Pick out the lines in the listing below that contain the word "name" and copy them.

>>>>

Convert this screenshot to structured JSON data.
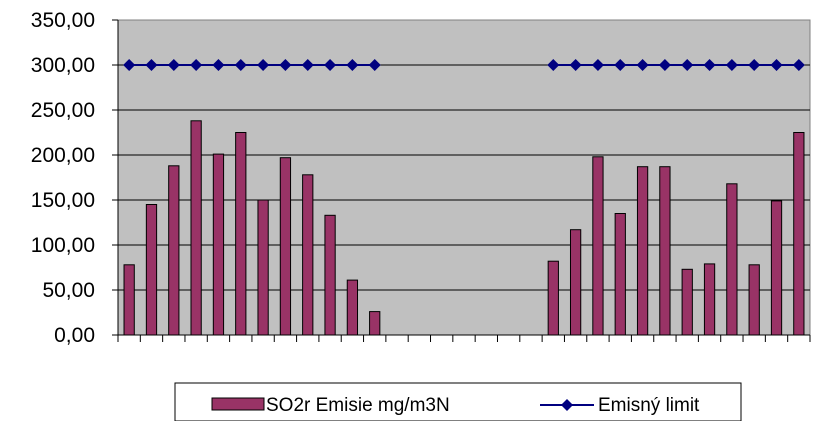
{
  "chart_data": {
    "type": "bar",
    "ylim": [
      0,
      350
    ],
    "y_ticks": [
      "0,00",
      "50,00",
      "100,00",
      "150,00",
      "200,00",
      "250,00",
      "300,00",
      "350,00"
    ],
    "y_tick_values": [
      0,
      50,
      100,
      150,
      200,
      250,
      300,
      350
    ],
    "grid": true,
    "legend_position": "bottom",
    "category_count": 31,
    "series": [
      {
        "name": "SO2r Emisie mg/m3N",
        "kind": "bar",
        "color": "#993366",
        "values": [
          78,
          145,
          188,
          238,
          201,
          225,
          150,
          197,
          178,
          133,
          61,
          26,
          null,
          null,
          null,
          null,
          null,
          null,
          null,
          82,
          117,
          198,
          135,
          187,
          187,
          73,
          79,
          168,
          78,
          149,
          225
        ]
      },
      {
        "name": "Emisný limit",
        "kind": "line",
        "color": "#000080",
        "values": [
          300,
          300,
          300,
          300,
          300,
          300,
          300,
          300,
          300,
          300,
          300,
          300,
          null,
          null,
          null,
          null,
          null,
          null,
          null,
          300,
          300,
          300,
          300,
          300,
          300,
          300,
          300,
          300,
          300,
          300,
          300
        ]
      }
    ]
  },
  "colors": {
    "plot_background": "#c0c0c0",
    "bar_fill": "#993366",
    "line_color": "#000080"
  }
}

<<<<

-- Exercise result --
        "name": "SO2r Emisie mg/m3N",
        "name": "Emisný limit",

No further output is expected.